EXERCISE
From top to bottom, write out the listing exactly.
Start of PROVIDED DATA
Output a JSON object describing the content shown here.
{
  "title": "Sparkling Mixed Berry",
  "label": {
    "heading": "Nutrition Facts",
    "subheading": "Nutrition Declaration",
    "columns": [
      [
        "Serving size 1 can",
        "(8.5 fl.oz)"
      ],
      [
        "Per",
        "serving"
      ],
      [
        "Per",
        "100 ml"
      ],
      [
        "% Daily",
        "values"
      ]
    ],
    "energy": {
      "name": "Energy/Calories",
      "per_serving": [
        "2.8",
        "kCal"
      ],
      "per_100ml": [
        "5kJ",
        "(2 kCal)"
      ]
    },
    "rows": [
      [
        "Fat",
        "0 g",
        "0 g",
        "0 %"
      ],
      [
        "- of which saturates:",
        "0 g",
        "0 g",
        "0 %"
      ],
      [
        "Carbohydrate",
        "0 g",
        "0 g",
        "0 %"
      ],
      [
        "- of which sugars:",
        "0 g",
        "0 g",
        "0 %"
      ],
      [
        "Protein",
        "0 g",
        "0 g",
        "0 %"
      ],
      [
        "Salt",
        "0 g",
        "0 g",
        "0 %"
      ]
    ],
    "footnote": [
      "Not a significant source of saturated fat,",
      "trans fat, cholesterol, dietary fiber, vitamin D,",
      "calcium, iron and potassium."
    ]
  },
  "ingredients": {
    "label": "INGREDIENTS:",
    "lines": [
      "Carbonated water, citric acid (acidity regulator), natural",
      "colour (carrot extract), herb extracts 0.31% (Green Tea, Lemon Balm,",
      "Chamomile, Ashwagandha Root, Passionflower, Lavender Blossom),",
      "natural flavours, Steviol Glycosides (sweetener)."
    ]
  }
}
End of PROVIDED DATA
ANSWER SPACE
Output a JSON object describing the content shown here.
{
  "title": "Sparkling Mixed Berry",
  "label": {
    "heading": "Nutrition Facts",
    "subheading": "Nutrition Declaration",
    "columns": [
      [
        "Serving size 1 can",
        "(8.5 fl.oz)"
      ],
      [
        "Per",
        "serving"
      ],
      [
        "Per",
        "100 ml"
      ],
      [
        "% Daily",
        "values"
      ]
    ],
    "energy": {
      "name": "Energy/Calories",
      "per_serving": [
        "2.8",
        "kCal"
      ],
      "per_100ml": [
        "5kJ",
        "(2 kCal)"
      ]
    },
    "rows": [
      [
        "Fat",
        "0 g",
        "0 g",
        "0 %"
      ],
      [
        "- of which saturates:",
        "0 g",
        "0 g",
        "0 %"
      ],
      [
        "Carbohydrate",
        "0 g",
        "0 g",
        "0 %"
      ],
      [
        "- of which sugars:",
        "0 g",
        "0 g",
        "0 %"
      ],
      [
        "Protein",
        "0 g",
        "0 g",
        "0 %"
      ],
      [
        "Salt",
        "0 g",
        "0 g",
        "0 %"
      ]
    ],
    "footnote": [
      "Not a significant source of saturated fat,",
      "trans fat, cholesterol, dietary fiber, vitamin D,",
      "calcium, iron and potassium."
    ]
  },
  "ingredients": {
    "label": "INGREDIENTS:",
    "lines": [
      "Carbonated water, citric acid (acidity regulator), natural",
      "colour (carrot extract), herb extracts 0.31% (Green Tea, Lemon Balm,",
      "Chamomile, Ashwagandha Root, Passionflower, Lavender Blossom),",
      "natural flavours, Steviol Glycosides (sweetener)."
    ]
  }
}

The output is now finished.